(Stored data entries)
* * * * *

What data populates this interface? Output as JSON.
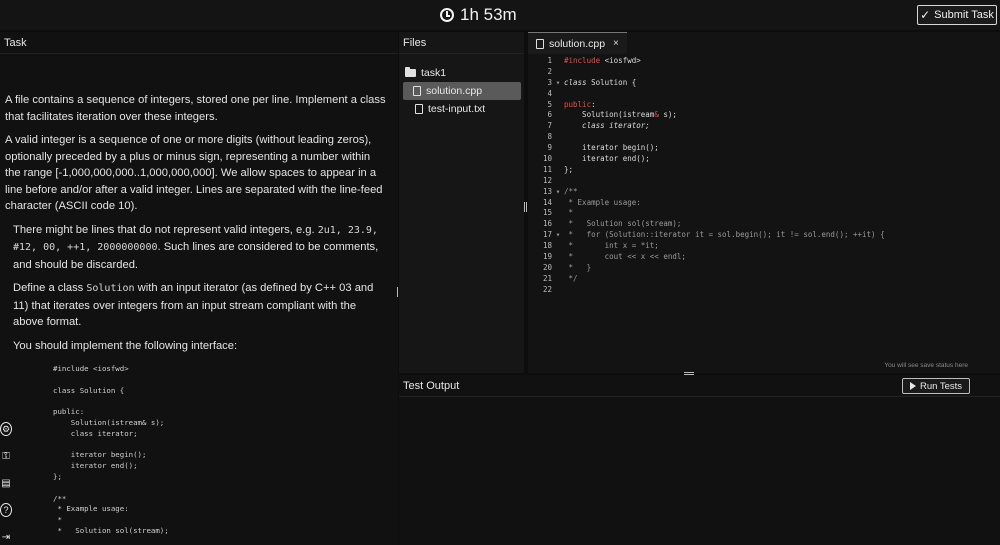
{
  "topbar": {
    "timer": "1h 53m",
    "submit_label": "Submit Task"
  },
  "task": {
    "header": "Task",
    "paragraphs": {
      "p1": "A file contains a sequence of integers, stored one per line. Implement a class that facilitates iteration over these integers.",
      "p2": "A valid integer is a sequence of one or more digits (without leading zeros), optionally preceded by a plus or minus sign, representing a number within the range [-1,000,000,000..1,000,000,000]. We allow spaces to appear in a line before and/or after a valid integer. Lines are separated with the line-feed character (ASCII code 10).",
      "p3_pre": "There might be lines that do not represent valid integers, e.g. ",
      "p3_code": "2u1, 23.9, #12, 00, ++1, 2000000000",
      "p3_post": ". Such lines are considered to be comments, and should be discarded.",
      "p4_pre": "Define a class ",
      "p4_code": "Solution",
      "p4_post": " with an input iterator (as defined by C++ 03 and 11) that iterates over integers from an input stream compliant with the above format.",
      "p5": "You should implement the following interface:"
    },
    "code_snippet": "#include <iosfwd>\n\nclass Solution {\n\npublic:\n    Solution(istream& s);\n    class iterator;\n\n    iterator begin();\n    iterator end();\n};\n\n/**\n * Example usage:\n *\n *   Solution sol(stream);"
  },
  "files": {
    "header": "Files",
    "folder": "task1",
    "items": [
      "solution.cpp",
      "test-input.txt"
    ]
  },
  "editor": {
    "tab_label": "solution.cpp",
    "close_glyph": "×",
    "lines": [
      {
        "n": "1",
        "fold": "",
        "parts": [
          {
            "t": "#include",
            "c": "kw"
          },
          {
            "t": " <iosfwd>",
            "c": "src"
          }
        ]
      },
      {
        "n": "2",
        "fold": "",
        "parts": []
      },
      {
        "n": "3",
        "fold": "▾",
        "parts": [
          {
            "t": "class",
            "c": "src it"
          },
          {
            "t": " Solution {",
            "c": "src"
          }
        ]
      },
      {
        "n": "4",
        "fold": "",
        "parts": []
      },
      {
        "n": "5",
        "fold": "",
        "parts": [
          {
            "t": "public",
            "c": "kw"
          },
          {
            "t": ":",
            "c": "src"
          }
        ]
      },
      {
        "n": "6",
        "fold": "",
        "parts": [
          {
            "t": "    Solution(istream",
            "c": "src"
          },
          {
            "t": "&",
            "c": "kw"
          },
          {
            "t": " s);",
            "c": "src"
          }
        ]
      },
      {
        "n": "7",
        "fold": "",
        "parts": [
          {
            "t": "    class",
            "c": "src it"
          },
          {
            "t": " iterator;",
            "c": "src it"
          }
        ]
      },
      {
        "n": "8",
        "fold": "",
        "parts": []
      },
      {
        "n": "9",
        "fold": "",
        "parts": [
          {
            "t": "    iterator begin();",
            "c": "src"
          }
        ]
      },
      {
        "n": "10",
        "fold": "",
        "parts": [
          {
            "t": "    iterator end();",
            "c": "src"
          }
        ]
      },
      {
        "n": "11",
        "fold": "",
        "parts": [
          {
            "t": "};",
            "c": "src"
          }
        ]
      },
      {
        "n": "12",
        "fold": "",
        "parts": []
      },
      {
        "n": "13",
        "fold": "▾",
        "parts": [
          {
            "t": "/**",
            "c": "cm"
          }
        ]
      },
      {
        "n": "14",
        "fold": "",
        "parts": [
          {
            "t": " * Example usage:",
            "c": "cm"
          }
        ]
      },
      {
        "n": "15",
        "fold": "",
        "parts": [
          {
            "t": " *",
            "c": "cm"
          }
        ]
      },
      {
        "n": "16",
        "fold": "",
        "parts": [
          {
            "t": " *   Solution sol(stream);",
            "c": "cm"
          }
        ]
      },
      {
        "n": "17",
        "fold": "▾",
        "parts": [
          {
            "t": " *   for (Solution::iterator it = sol.begin(); it != sol.end(); ++it) {",
            "c": "cm"
          }
        ]
      },
      {
        "n": "18",
        "fold": "",
        "parts": [
          {
            "t": " *       int x = *it;",
            "c": "cm"
          }
        ]
      },
      {
        "n": "19",
        "fold": "",
        "parts": [
          {
            "t": " *       cout << x << endl;",
            "c": "cm"
          }
        ]
      },
      {
        "n": "20",
        "fold": "",
        "parts": [
          {
            "t": " *   }",
            "c": "cm"
          }
        ]
      },
      {
        "n": "21",
        "fold": "",
        "parts": [
          {
            "t": " */",
            "c": "cm"
          }
        ]
      },
      {
        "n": "22",
        "fold": "",
        "parts": []
      }
    ],
    "status_hint": "You will see save status here"
  },
  "test_output": {
    "header": "Test Output",
    "run_label": "Run Tests"
  },
  "icons": [
    "clock-icon",
    "check-icon",
    "folder-icon",
    "file-icon",
    "play-icon",
    "close-icon"
  ]
}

* * * * *

--- What is needed ---
Across the entries above, how many lines contain "istream"? Provide only the count.

--- Correct answer ---
2